* _To be done_: Copy out all the entries exactly.

— BEGIN Material —

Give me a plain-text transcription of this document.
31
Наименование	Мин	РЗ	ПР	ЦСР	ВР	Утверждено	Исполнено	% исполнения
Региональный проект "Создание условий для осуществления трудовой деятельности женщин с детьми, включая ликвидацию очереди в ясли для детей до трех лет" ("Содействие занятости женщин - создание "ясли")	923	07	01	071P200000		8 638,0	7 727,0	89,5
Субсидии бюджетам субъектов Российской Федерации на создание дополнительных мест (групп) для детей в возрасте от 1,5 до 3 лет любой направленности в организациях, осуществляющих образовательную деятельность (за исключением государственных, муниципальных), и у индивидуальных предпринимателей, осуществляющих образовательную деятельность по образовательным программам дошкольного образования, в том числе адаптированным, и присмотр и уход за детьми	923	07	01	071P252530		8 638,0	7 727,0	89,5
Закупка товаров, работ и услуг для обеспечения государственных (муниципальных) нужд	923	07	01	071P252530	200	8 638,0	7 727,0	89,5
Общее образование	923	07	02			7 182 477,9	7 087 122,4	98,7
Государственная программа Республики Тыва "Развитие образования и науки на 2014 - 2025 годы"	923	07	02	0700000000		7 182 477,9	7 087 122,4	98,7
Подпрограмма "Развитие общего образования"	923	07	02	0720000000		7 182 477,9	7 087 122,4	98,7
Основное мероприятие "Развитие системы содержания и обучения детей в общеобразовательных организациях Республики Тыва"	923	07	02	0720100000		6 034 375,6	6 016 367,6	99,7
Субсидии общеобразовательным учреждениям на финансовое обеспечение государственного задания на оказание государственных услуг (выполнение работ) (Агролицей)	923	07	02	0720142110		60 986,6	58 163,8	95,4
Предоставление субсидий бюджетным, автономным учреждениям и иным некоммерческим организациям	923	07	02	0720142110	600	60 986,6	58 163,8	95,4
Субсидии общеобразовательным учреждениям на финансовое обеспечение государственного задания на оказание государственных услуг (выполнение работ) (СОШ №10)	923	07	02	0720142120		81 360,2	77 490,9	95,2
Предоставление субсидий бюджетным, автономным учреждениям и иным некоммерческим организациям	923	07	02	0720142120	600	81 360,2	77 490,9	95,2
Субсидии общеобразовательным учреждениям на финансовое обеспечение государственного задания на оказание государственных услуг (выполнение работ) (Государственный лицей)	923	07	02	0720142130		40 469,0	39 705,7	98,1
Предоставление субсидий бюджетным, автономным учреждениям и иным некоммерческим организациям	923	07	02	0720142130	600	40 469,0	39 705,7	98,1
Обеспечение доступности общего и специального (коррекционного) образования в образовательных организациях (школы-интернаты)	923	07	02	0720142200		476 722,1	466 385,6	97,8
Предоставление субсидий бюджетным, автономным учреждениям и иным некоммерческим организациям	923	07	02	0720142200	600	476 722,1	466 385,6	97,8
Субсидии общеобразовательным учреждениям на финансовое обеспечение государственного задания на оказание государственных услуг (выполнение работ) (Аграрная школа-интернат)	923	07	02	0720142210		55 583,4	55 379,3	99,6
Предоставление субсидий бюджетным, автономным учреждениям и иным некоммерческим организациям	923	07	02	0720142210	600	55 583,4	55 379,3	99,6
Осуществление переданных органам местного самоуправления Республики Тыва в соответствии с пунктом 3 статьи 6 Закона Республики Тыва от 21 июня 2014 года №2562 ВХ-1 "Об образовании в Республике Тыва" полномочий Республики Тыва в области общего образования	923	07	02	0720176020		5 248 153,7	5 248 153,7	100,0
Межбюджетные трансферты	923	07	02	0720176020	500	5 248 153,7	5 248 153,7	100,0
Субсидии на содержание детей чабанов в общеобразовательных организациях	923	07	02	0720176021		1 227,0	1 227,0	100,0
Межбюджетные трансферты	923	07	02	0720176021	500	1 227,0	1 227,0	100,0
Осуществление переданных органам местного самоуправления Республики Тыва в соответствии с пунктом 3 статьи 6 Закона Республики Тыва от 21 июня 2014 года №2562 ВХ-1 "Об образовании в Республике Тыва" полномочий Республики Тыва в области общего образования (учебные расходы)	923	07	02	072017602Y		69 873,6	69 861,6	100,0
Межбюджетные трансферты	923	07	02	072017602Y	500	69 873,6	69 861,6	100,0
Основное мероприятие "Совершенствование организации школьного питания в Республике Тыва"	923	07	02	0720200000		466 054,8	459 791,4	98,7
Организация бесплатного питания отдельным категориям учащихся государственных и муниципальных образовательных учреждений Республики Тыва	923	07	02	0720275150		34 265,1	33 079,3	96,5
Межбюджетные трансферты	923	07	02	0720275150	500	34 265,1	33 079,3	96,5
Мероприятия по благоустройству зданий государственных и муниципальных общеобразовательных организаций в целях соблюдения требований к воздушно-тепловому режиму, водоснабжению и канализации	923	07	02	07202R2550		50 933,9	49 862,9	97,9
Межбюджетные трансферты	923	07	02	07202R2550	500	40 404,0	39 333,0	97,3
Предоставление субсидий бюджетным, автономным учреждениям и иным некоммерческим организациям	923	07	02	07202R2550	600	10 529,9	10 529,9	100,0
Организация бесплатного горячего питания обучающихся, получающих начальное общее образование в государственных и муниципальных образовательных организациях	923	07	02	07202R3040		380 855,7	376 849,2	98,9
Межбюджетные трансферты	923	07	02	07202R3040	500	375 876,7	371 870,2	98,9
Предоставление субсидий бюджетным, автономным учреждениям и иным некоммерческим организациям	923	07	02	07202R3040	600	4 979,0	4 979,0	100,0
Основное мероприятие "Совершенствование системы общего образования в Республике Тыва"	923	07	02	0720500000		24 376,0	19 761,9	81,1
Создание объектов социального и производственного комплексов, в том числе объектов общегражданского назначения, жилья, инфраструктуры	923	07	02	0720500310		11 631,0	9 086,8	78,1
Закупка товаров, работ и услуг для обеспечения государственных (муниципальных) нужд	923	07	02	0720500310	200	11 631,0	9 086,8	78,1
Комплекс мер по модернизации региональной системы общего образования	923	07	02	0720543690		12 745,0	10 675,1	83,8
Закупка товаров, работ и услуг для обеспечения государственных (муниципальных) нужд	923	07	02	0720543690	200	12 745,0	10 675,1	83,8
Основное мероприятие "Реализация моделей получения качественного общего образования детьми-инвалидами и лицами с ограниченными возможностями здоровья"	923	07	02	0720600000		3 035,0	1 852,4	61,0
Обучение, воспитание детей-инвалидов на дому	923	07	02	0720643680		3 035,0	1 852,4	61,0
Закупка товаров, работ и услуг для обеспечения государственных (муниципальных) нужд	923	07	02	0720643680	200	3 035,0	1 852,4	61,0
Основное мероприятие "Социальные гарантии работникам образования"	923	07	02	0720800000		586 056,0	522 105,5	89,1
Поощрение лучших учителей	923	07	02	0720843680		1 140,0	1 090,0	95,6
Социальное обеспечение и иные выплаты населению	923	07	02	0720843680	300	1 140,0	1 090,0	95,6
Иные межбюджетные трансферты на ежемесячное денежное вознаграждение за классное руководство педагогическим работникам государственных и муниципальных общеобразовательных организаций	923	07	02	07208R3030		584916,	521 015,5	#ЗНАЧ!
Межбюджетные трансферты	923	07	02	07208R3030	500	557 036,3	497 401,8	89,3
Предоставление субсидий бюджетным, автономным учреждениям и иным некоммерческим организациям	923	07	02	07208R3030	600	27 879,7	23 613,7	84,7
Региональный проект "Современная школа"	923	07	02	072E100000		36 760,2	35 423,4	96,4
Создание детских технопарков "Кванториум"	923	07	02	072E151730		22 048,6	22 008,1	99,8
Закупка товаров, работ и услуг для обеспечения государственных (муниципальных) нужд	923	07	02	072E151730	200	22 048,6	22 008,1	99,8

— END Material —

* _Written response_:
Give me a plain-text transcription of this document.
31
Наименование	Мин	РЗ	ПР	ЦСР	ВР	Утверждено	Исполнено	% исполнения
Региональный проект "Создание условий для осуществления трудовой деятельности женщин с детьми, включая ликвидацию очереди в ясли для детей до трех лет" ("Содействие занятости женщин - создание "ясли")	923	07	01	071P200000		8 638,0	7 727,0	89,5
Субсидии бюджетам субъектов Российской Федерации на создание дополнительных мест (групп) для детей в возрасте от 1,5 до 3 лет любой направленности в организациях, осуществляющих образовательную деятельность (за исключением государственных, муниципальных), и у индивидуальных предпринимателей, осуществляющих образовательную деятельность по образовательным программам дошкольного образования, в том числе адаптированным, и присмотр и уход за детьми	923	07	01	071P252530		8 638,0	7 727,0	89,5
Закупка товаров, работ и услуг для обеспечения государственных (муниципальных) нужд	923	07	01	071P252530	200	8 638,0	7 727,0	89,5
Общее образование	923	07	02			7 182 477,9	7 087 122,4	98,7
Государственная программа Республики Тыва "Развитие образования и науки на 2014 - 2025 годы"	923	07	02	0700000000		7 182 477,9	7 087 122,4	98,7
Подпрограмма "Развитие общего образования"	923	07	02	0720000000		7 182 477,9	7 087 122,4	98,7
Основное мероприятие "Развитие системы содержания и обучения детей в общеобразовательных организациях Республики Тыва"	923	07	02	0720100000		6 034 375,6	6 016 367,6	99,7
Субсидии общеобразовательным учреждениям на финансовое обеспечение государственного задания на оказание государственных услуг (выполнение работ) (Агролицей)	923	07	02	0720142110		60 986,6	58 163,8	95,4
Предоставление субсидий бюджетным, автономным учреждениям и иным некоммерческим организациям	923	07	02	0720142110	600	60 986,6	58 163,8	95,4
Субсидии общеобразовательным учреждениям на финансовое обеспечение государственного задания на оказание государственных услуг (выполнение работ) (СОШ №10)	923	07	02	0720142120		81 360,2	77 490,9	95,2
Предоставление субсидий бюджетным, автономным учреждениям и иным некоммерческим организациям	923	07	02	0720142120	600	81 360,2	77 490,9	95,2
Субсидии общеобразовательным учреждениям на финансовое обеспечение государственного задания на оказание государственных услуг (выполнение работ) (Государственный лицей)	923	07	02	0720142130		40 469,0	39 705,7	98,1
Предоставление субсидий бюджетным, автономным учреждениям и иным некоммерческим организациям	923	07	02	0720142130	600	40 469,0	39 705,7	98,1
Обеспечение доступности общего и специального (коррекционного) образования в образовательных организациях (школы-интернаты)	923	07	02	0720142200		476 722,1	466 385,6	97,8
Предоставление субсидий бюджетным, автономным учреждениям и иным некоммерческим организациям	923	07	02	0720142200	600	476 722,1	466 385,6	97,8
Субсидии общеобразовательным учреждениям на финансовое обеспечение государственного задания на оказание государственных услуг (выполнение работ) (Аграрная школа-интернат)	923	07	02	0720142210		55 583,4	55 379,3	99,6
Предоставление субсидий бюджетным, автономным учреждениям и иным некоммерческим организациям	923	07	02	0720142210	600	55 583,4	55 379,3	99,6
Осуществление переданных органам местного самоуправления Республики Тыва в соответствии с пунктом 3 статьи 6 Закона Республики Тыва от 21 июня 2014 года №2562 ВХ-1 "Об образовании в Республике Тыва" полномочий Республики Тыва в области общего образования	923	07	02	0720176020		5 248 153,7	5 248 153,7	100,0
Межбюджетные трансферты	923	07	02	0720176020	500	5 248 153,7	5 248 153,7	100,0
Субсидии на содержание детей чабанов в общеобразовательных организациях	923	07	02	0720176021		1 227,0	1 227,0	100,0
Межбюджетные трансферты	923	07	02	0720176021	500	1 227,0	1 227,0	100,0
Осуществление переданных органам местного самоуправления Республики Тыва в соответствии с пунктом 3 статьи 6 Закона Республики Тыва от 21 июня 2014 года №2562 ВХ-1 "Об образовании в Республике Тыва" полномочий Республики Тыва в области общего образования (учебные расходы)	923	07	02	072017602Y		69 873,6	69 861,6	100,0
Межбюджетные трансферты	923	07	02	072017602Y	500	69 873,6	69 861,6	100,0
Основное мероприятие "Совершенствование организации школьного питания в Республике Тыва"	923	07	02	0720200000		466 054,8	459 791,4	98,7
Организация бесплатного питания отдельным категориям учащихся государственных и муниципальных образовательных учреждений Республики Тыва	923	07	02	0720275150		34 265,1	33 079,3	96,5
Межбюджетные трансферты	923	07	02	0720275150	500	34 265,1	33 079,3	96,5
Мероприятия по благоустройству зданий государственных и муниципальных общеобразовательных организаций в целях соблюдения требований к воздушно-тепловому режиму, водоснабжению и канализации	923	07	02	07202R2550		50 933,9	49 862,9	97,9
Межбюджетные трансферты	923	07	02	07202R2550	500	40 404,0	39 333,0	97,3
Предоставление субсидий бюджетным, автономным учреждениям и иным некоммерческим организациям	923	07	02	07202R2550	600	10 529,9	10 529,9	100,0
Организация бесплатного горячего питания обучающихся, получающих начальное общее образование в государственных и муниципальных образовательных организациях	923	07	02	07202R3040		380 855,7	376 849,2	98,9
Межбюджетные трансферты	923	07	02	07202R3040	500	375 876,7	371 870,2	98,9
Предоставление субсидий бюджетным, автономным учреждениям и иным некоммерческим организациям	923	07	02	07202R3040	600	4 979,0	4 979,0	100,0
Основное мероприятие "Совершенствование системы общего образования в Республике Тыва"	923	07	02	0720500000		24 376,0	19 761,9	81,1
Создание объектов социального и производственного комплексов, в том числе объектов общегражданского назначения, жилья, инфраструктуры	923	07	02	0720500310		11 631,0	9 086,8	78,1
Закупка товаров, работ и услуг для обеспечения государственных (муниципальных) нужд	923	07	02	0720500310	200	11 631,0	9 086,8	78,1
Комплекс мер по модернизации региональной системы общего образования	923	07	02	0720543690		12 745,0	10 675,1	83,8
Закупка товаров, работ и услуг для обеспечения государственных (муниципальных) нужд	923	07	02	0720543690	200	12 745,0	10 675,1	83,8
Основное мероприятие "Реализация моделей получения качественного общего образования детьми-инвалидами и лицами с ограниченными возможностями здоровья"	923	07	02	0720600000		3 035,0	1 852,4	61,0
Обучение, воспитание детей-инвалидов на дому	923	07	02	0720643680		3 035,0	1 852,4	61,0
Закупка товаров, работ и услуг для обеспечения государственных (муниципальных) нужд	923	07	02	0720643680	200	3 035,0	1 852,4	61,0
Основное мероприятие "Социальные гарантии работникам образования"	923	07	02	0720800000		586 056,0	522 105,5	89,1
Поощрение лучших учителей	923	07	02	0720843680		1 140,0	1 090,0	95,6
Социальное обеспечение и иные выплаты населению	923	07	02	0720843680	300	1 140,0	1 090,0	95,6
Иные межбюджетные трансферты на ежемесячное денежное вознаграждение за классное руководство педагогическим работникам государственных и муниципальных общеобразовательных организаций	923	07	02	07208R3030		584916,	521 015,5	#ЗНАЧ!
Межбюджетные трансферты	923	07	02	07208R3030	500	557 036,3	497 401,8	89,3
Предоставление субсидий бюджетным, автономным учреждениям и иным некоммерческим организациям	923	07	02	07208R3030	600	27 879,7	23 613,7	84,7
Региональный проект "Современная школа"	923	07	02	072E100000		36 760,2	35 423,4	96,4
Создание детских технопарков "Кванториум"	923	07	02	072E151730		22 048,6	22 008,1	99,8
Закупка товаров, работ и услуг для обеспечения государственных (муниципальных) нужд	923	07	02	072E151730	200	22 048,6	22 008,1	99,8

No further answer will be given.